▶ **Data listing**
---
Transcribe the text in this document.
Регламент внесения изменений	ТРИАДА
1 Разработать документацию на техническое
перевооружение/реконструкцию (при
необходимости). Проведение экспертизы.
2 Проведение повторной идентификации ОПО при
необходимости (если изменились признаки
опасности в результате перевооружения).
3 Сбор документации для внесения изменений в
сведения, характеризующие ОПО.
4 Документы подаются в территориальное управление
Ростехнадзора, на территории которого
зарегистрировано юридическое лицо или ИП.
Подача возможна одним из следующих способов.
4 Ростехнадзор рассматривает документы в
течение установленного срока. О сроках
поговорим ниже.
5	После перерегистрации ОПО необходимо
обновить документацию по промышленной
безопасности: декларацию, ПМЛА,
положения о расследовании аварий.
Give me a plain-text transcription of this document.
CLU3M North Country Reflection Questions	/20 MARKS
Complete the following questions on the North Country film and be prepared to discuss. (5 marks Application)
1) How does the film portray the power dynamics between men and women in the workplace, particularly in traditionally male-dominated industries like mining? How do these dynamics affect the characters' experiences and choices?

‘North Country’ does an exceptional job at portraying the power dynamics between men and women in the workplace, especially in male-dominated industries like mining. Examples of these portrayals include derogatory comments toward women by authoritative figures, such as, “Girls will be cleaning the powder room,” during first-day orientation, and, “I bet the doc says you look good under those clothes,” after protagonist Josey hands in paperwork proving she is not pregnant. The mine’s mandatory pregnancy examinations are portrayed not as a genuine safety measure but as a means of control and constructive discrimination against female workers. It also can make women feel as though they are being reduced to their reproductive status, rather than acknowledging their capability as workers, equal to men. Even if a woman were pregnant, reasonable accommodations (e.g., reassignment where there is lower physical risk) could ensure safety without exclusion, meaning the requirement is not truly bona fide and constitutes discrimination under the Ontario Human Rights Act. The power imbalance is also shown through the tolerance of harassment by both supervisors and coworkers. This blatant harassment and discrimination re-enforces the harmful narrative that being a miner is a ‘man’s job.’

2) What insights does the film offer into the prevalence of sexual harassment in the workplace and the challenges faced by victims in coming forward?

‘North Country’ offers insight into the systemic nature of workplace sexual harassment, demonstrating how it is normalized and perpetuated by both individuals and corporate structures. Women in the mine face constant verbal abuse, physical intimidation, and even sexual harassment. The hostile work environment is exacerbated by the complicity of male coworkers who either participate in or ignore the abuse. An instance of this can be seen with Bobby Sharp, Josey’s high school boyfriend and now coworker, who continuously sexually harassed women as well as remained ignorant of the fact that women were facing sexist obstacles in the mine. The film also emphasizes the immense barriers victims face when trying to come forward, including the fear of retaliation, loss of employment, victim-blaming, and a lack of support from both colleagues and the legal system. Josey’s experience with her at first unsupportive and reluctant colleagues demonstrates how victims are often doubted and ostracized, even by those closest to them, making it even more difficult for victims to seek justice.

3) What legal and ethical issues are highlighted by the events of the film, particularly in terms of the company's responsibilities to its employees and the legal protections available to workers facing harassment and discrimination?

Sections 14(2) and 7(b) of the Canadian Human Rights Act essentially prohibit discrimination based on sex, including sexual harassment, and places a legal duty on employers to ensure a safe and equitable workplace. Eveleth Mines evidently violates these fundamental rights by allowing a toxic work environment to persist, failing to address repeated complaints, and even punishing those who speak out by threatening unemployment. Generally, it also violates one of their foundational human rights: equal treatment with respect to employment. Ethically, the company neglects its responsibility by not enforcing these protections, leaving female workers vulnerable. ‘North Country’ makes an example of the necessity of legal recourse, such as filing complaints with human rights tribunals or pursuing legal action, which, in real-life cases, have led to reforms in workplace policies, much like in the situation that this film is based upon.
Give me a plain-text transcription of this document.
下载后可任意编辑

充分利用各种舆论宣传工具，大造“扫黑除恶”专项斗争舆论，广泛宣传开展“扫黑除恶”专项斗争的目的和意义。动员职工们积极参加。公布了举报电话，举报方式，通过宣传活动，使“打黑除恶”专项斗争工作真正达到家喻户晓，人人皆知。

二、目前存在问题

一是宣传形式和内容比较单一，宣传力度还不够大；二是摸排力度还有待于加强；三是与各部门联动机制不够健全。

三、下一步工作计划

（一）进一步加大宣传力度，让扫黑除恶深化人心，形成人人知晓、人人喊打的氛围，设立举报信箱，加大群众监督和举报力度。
---
▶ **TASK STATEMENT**
Go through the entries and repeat each one exactly.

▶ **TASK RESULT**
Transcribe the text in this document.
Регламент внесения изменений	ТРИАДА
1 Разработать документацию на техническое
перевооружение/реконструкцию (при
необходимости). Проведение экспертизы.
2 Проведение повторной идентификации ОПО при
необходимости (если изменились признаки
опасности в результате перевооружения).
3 Сбор документации для внесения изменений в
сведения, характеризующие ОПО.
4 Документы подаются в территориальное управление
Ростехнадзора, на территории которого
зарегистрировано юридическое лицо или ИП.
Подача возможна одним из следующих способов.
4 Ростехнадзор рассматривает документы в
течение установленного срока. О сроках
поговорим ниже.
5	После перерегистрации ОПО необходимо
обновить документацию по промышленной
безопасности: декларацию, ПМЛА,
положения о расследовании аварий.
Give me a plain-text transcription of this document.
CLU3M North Country Reflection Questions	/20 MARKS
Complete the following questions on the North Country film and be prepared to discuss. (5 marks Application)
1) How does the film portray the power dynamics between men and women in the workplace, particularly in traditionally male-dominated industries like mining? How do these dynamics affect the characters' experiences and choices?

‘North Country’ does an exceptional job at portraying the power dynamics between men and women in the workplace, especially in male-dominated industries like mining. Examples of these portrayals include derogatory comments toward women by authoritative figures, such as, “Girls will be cleaning the powder room,” during first-day orientation, and, “I bet the doc says you look good under those clothes,” after protagonist Josey hands in paperwork proving she is not pregnant. The mine’s mandatory pregnancy examinations are portrayed not as a genuine safety measure but as a means of control and constructive discrimination against female workers. It also can make women feel as though they are being reduced to their reproductive status, rather than acknowledging their capability as workers, equal to men. Even if a woman were pregnant, reasonable accommodations (e.g., reassignment where there is lower physical risk) could ensure safety without exclusion, meaning the requirement is not truly bona fide and constitutes discrimination under the Ontario Human Rights Act. The power imbalance is also shown through the tolerance of harassment by both supervisors and coworkers. This blatant harassment and discrimination re-enforces the harmful narrative that being a miner is a ‘man’s job.’

2) What insights does the film offer into the prevalence of sexual harassment in the workplace and the challenges faced by victims in coming forward?

‘North Country’ offers insight into the systemic nature of workplace sexual harassment, demonstrating how it is normalized and perpetuated by both individuals and corporate structures. Women in the mine face constant verbal abuse, physical intimidation, and even sexual harassment. The hostile work environment is exacerbated by the complicity of male coworkers who either participate in or ignore the abuse. An instance of this can be seen with Bobby Sharp, Josey’s high school boyfriend and now coworker, who continuously sexually harassed women as well as remained ignorant of the fact that women were facing sexist obstacles in the mine. The film also emphasizes the immense barriers victims face when trying to come forward, including the fear of retaliation, loss of employment, victim-blaming, and a lack of support from both colleagues and the legal system. Josey’s experience with her at first unsupportive and reluctant colleagues demonstrates how victims are often doubted and ostracized, even by those closest to them, making it even more difficult for victims to seek justice.

3) What legal and ethical issues are highlighted by the events of the film, particularly in terms of the company's responsibilities to its employees and the legal protections available to workers facing harassment and discrimination?

Sections 14(2) and 7(b) of the Canadian Human Rights Act essentially prohibit discrimination based on sex, including sexual harassment, and places a legal duty on employers to ensure a safe and equitable workplace. Eveleth Mines evidently violates these fundamental rights by allowing a toxic work environment to persist, failing to address repeated complaints, and even punishing those who speak out by threatening unemployment. Generally, it also violates one of their foundational human rights: equal treatment with respect to employment. Ethically, the company neglects its responsibility by not enforcing these protections, leaving female workers vulnerable. ‘North Country’ makes an example of the necessity of legal recourse, such as filing complaints with human rights tribunals or pursuing legal action, which, in real-life cases, have led to reforms in workplace policies, much like in the situation that this film is based upon.
Give me a plain-text transcription of this document.
下载后可任意编辑

充分利用各种舆论宣传工具，大造“扫黑除恶”专项斗争舆论，广泛宣传开展“扫黑除恶”专项斗争的目的和意义。动员职工们积极参加。公布了举报电话，举报方式，通过宣传活动，使“打黑除恶”专项斗争工作真正达到家喻户晓，人人皆知。

二、目前存在问题

一是宣传形式和内容比较单一，宣传力度还不够大；二是摸排力度还有待于加强；三是与各部门联动机制不够健全。

三、下一步工作计划

（一）进一步加大宣传力度，让扫黑除恶深化人心，形成人人知晓、人人喊打的氛围，设立举报信箱，加大群众监督和举报力度。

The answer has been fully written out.